* Exercise objective
Every line containing the word "name" needs to be found and copied.

[Excerpt from a dataset]
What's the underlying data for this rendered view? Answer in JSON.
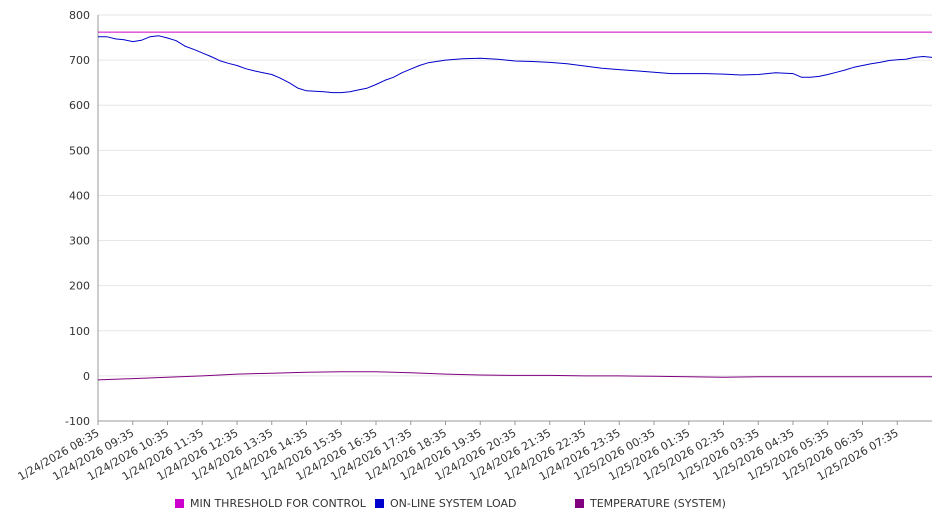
{
  "chart_data": {
    "type": "line",
    "ylim": [
      -100,
      800
    ],
    "y_ticks": [
      -100,
      0,
      100,
      200,
      300,
      400,
      500,
      600,
      700,
      800
    ],
    "grid": true,
    "legend_position": "bottom",
    "x_tick_labels": [
      "1/24/2026 08:35",
      "1/24/2026 09:35",
      "1/24/2026 10:35",
      "1/24/2026 11:35",
      "1/24/2026 12:35",
      "1/24/2026 13:35",
      "1/24/2026 14:35",
      "1/24/2026 15:35",
      "1/24/2026 16:35",
      "1/24/2026 17:35",
      "1/24/2026 18:35",
      "1/24/2026 19:35",
      "1/24/2026 20:35",
      "1/24/2026 21:35",
      "1/24/2026 22:35",
      "1/24/2026 23:35",
      "1/25/2026 00:35",
      "1/25/2026 01:35",
      "1/25/2026 02:35",
      "1/25/2026 03:35",
      "1/25/2026 04:35",
      "1/25/2026 05:35",
      "1/25/2026 06:35",
      "1/25/2026 07:35"
    ],
    "series": [
      {
        "name": "MIN THRESHOLD FOR CONTROL",
        "color": "#cc00cc",
        "x": [
          "1/24/2026 08:35",
          "1/25/2026 08:35"
        ],
        "values": [
          762,
          762
        ]
      },
      {
        "name": "ON-LINE SYSTEM LOAD",
        "color": "#0000cc",
        "x": [
          "1/24/2026 08:35",
          "1/24/2026 08:50",
          "1/24/2026 09:05",
          "1/24/2026 09:20",
          "1/24/2026 09:35",
          "1/24/2026 09:50",
          "1/24/2026 10:05",
          "1/24/2026 10:20",
          "1/24/2026 10:35",
          "1/24/2026 10:50",
          "1/24/2026 11:05",
          "1/24/2026 11:20",
          "1/24/2026 11:35",
          "1/24/2026 11:50",
          "1/24/2026 12:05",
          "1/24/2026 12:20",
          "1/24/2026 12:35",
          "1/24/2026 12:50",
          "1/24/2026 13:05",
          "1/24/2026 13:20",
          "1/24/2026 13:35",
          "1/24/2026 13:50",
          "1/24/2026 14:05",
          "1/24/2026 14:20",
          "1/24/2026 14:35",
          "1/24/2026 14:50",
          "1/24/2026 15:05",
          "1/24/2026 15:20",
          "1/24/2026 15:35",
          "1/24/2026 15:50",
          "1/24/2026 16:05",
          "1/24/2026 16:20",
          "1/24/2026 16:35",
          "1/24/2026 16:50",
          "1/24/2026 17:05",
          "1/24/2026 17:20",
          "1/24/2026 17:35",
          "1/24/2026 17:50",
          "1/24/2026 18:05",
          "1/24/2026 18:35",
          "1/24/2026 19:05",
          "1/24/2026 19:35",
          "1/24/2026 20:05",
          "1/24/2026 20:35",
          "1/24/2026 21:05",
          "1/24/2026 21:35",
          "1/24/2026 22:05",
          "1/24/2026 22:35",
          "1/24/2026 23:05",
          "1/24/2026 23:35",
          "1/25/2026 00:05",
          "1/25/2026 00:35",
          "1/25/2026 01:05",
          "1/25/2026 01:35",
          "1/25/2026 02:05",
          "1/25/2026 02:35",
          "1/25/2026 03:05",
          "1/25/2026 03:35",
          "1/25/2026 04:05",
          "1/25/2026 04:35",
          "1/25/2026 04:50",
          "1/25/2026 05:05",
          "1/25/2026 05:20",
          "1/25/2026 05:35",
          "1/25/2026 05:50",
          "1/25/2026 06:05",
          "1/25/2026 06:20",
          "1/25/2026 06:35",
          "1/25/2026 06:50",
          "1/25/2026 07:05",
          "1/25/2026 07:20",
          "1/25/2026 07:35",
          "1/25/2026 07:50",
          "1/25/2026 08:05",
          "1/25/2026 08:20",
          "1/25/2026 08:35"
        ],
        "values": [
          752,
          752,
          747,
          745,
          741,
          744,
          752,
          754,
          749,
          743,
          731,
          724,
          716,
          708,
          699,
          693,
          688,
          681,
          676,
          672,
          668,
          660,
          650,
          638,
          632,
          631,
          630,
          628,
          628,
          630,
          634,
          638,
          646,
          655,
          662,
          672,
          680,
          688,
          694,
          700,
          703,
          704,
          702,
          698,
          697,
          695,
          692,
          687,
          682,
          679,
          676,
          673,
          670,
          670,
          670,
          669,
          667,
          668,
          672,
          670,
          662,
          662,
          664,
          668,
          673,
          678,
          684,
          688,
          692,
          695,
          699,
          701,
          702,
          706,
          708,
          706
        ]
      },
      {
        "name": "TEMPERATURE (SYSTEM)",
        "color": "#800080",
        "x": [
          "1/24/2026 08:35",
          "1/24/2026 09:35",
          "1/24/2026 10:35",
          "1/24/2026 11:35",
          "1/24/2026 12:35",
          "1/24/2026 13:35",
          "1/24/2026 14:35",
          "1/24/2026 15:35",
          "1/24/2026 16:35",
          "1/24/2026 17:35",
          "1/24/2026 18:35",
          "1/24/2026 19:35",
          "1/24/2026 20:35",
          "1/24/2026 21:35",
          "1/24/2026 22:35",
          "1/24/2026 23:35",
          "1/25/2026 00:35",
          "1/25/2026 01:35",
          "1/25/2026 02:35",
          "1/25/2026 03:35",
          "1/25/2026 04:35",
          "1/25/2026 05:35",
          "1/25/2026 06:35",
          "1/25/2026 07:35",
          "1/25/2026 08:35"
        ],
        "values": [
          -9,
          -6,
          -3,
          0,
          4,
          6,
          8,
          9,
          9,
          7,
          4,
          2,
          1,
          1,
          0,
          0,
          -1,
          -2,
          -3,
          -2,
          -2,
          -2,
          -2,
          -2,
          -2
        ]
      }
    ]
  }
}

* The answer
        "name": "MIN THRESHOLD FOR CONTROL",
        "name": "ON-LINE SYSTEM LOAD",
        "name": "TEMPERATURE (SYSTEM)",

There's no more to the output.